[Collected data]
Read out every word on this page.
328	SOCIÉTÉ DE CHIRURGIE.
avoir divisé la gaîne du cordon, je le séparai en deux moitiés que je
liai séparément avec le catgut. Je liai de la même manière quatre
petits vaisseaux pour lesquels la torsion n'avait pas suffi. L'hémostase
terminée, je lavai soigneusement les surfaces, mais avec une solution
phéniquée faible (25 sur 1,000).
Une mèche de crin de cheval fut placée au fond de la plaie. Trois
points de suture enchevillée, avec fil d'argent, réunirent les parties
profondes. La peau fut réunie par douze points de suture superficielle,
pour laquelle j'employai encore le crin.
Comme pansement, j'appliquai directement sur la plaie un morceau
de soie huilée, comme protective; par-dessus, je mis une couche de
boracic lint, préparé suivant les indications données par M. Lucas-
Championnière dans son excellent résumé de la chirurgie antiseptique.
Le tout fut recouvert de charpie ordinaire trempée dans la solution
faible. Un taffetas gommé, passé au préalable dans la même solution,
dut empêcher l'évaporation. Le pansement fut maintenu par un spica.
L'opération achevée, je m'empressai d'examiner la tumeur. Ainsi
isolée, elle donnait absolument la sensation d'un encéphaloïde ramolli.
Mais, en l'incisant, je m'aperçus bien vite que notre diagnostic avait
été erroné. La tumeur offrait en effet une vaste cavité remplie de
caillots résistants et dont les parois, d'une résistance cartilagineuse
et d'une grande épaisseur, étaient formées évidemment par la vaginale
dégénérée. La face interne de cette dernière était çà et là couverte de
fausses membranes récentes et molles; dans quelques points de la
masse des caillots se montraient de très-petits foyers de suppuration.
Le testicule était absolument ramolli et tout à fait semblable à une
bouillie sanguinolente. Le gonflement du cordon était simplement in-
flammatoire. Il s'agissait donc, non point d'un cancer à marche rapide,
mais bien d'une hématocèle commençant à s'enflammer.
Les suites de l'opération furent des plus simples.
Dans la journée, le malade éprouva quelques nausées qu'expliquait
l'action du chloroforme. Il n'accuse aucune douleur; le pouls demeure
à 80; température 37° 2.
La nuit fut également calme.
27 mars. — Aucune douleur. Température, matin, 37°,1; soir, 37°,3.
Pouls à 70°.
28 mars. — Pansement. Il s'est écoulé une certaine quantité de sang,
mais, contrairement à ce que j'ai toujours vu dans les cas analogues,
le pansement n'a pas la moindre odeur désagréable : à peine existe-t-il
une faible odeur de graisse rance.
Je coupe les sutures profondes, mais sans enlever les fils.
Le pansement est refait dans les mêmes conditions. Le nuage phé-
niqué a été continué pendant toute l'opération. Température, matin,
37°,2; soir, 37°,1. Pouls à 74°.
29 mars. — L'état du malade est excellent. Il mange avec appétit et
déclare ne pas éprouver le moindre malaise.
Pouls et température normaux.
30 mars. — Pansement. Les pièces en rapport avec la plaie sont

Goal
Transcribe the entire listing above precisely.

Result
Read out every word on this page.
328	SOCIÉTÉ DE CHIRURGIE.
avoir divisé la gaîne du cordon, je le séparai en deux moitiés que je
liai séparément avec le catgut. Je liai de la même manière quatre
petits vaisseaux pour lesquels la torsion n'avait pas suffi. L'hémostase
terminée, je lavai soigneusement les surfaces, mais avec une solution
phéniquée faible (25 sur 1,000).
Une mèche de crin de cheval fut placée au fond de la plaie. Trois
points de suture enchevillée, avec fil d'argent, réunirent les parties
profondes. La peau fut réunie par douze points de suture superficielle,
pour laquelle j'employai encore le crin.
Comme pansement, j'appliquai directement sur la plaie un morceau
de soie huilée, comme protective; par-dessus, je mis une couche de
boracic lint, préparé suivant les indications données par M. Lucas-
Championnière dans son excellent résumé de la chirurgie antiseptique.
Le tout fut recouvert de charpie ordinaire trempée dans la solution
faible. Un taffetas gommé, passé au préalable dans la même solution,
dut empêcher l'évaporation. Le pansement fut maintenu par un spica.
L'opération achevée, je m'empressai d'examiner la tumeur. Ainsi
isolée, elle donnait absolument la sensation d'un encéphaloïde ramolli.
Mais, en l'incisant, je m'aperçus bien vite que notre diagnostic avait
été erroné. La tumeur offrait en effet une vaste cavité remplie de
caillots résistants et dont les parois, d'une résistance cartilagineuse
et d'une grande épaisseur, étaient formées évidemment par la vaginale
dégénérée. La face interne de cette dernière était çà et là couverte de
fausses membranes récentes et molles; dans quelques points de la
masse des caillots se montraient de très-petits foyers de suppuration.
Le testicule était absolument ramolli et tout à fait semblable à une
bouillie sanguinolente. Le gonflement du cordon était simplement in-
flammatoire. Il s'agissait donc, non point d'un cancer à marche rapide,
mais bien d'une hématocèle commençant à s'enflammer.
Les suites de l'opération furent des plus simples.
Dans la journée, le malade éprouva quelques nausées qu'expliquait
l'action du chloroforme. Il n'accuse aucune douleur; le pouls demeure
à 80; température 37° 2.
La nuit fut également calme.
27 mars. — Aucune douleur. Température, matin, 37°,1; soir, 37°,3.
Pouls à 70°.
28 mars. — Pansement. Il s'est écoulé une certaine quantité de sang,
mais, contrairement à ce que j'ai toujours vu dans les cas analogues,
le pansement n'a pas la moindre odeur désagréable : à peine existe-t-il
une faible odeur de graisse rance.
Je coupe les sutures profondes, mais sans enlever les fils.
Le pansement est refait dans les mêmes conditions. Le nuage phé-
niqué a été continué pendant toute l'opération. Température, matin,
37°,2; soir, 37°,1. Pouls à 74°.
29 mars. — L'état du malade est excellent. Il mange avec appétit et
déclare ne pas éprouver le moindre malaise.
Pouls et température normaux.
30 mars. — Pansement. Les pièces en rapport avec la plaie sont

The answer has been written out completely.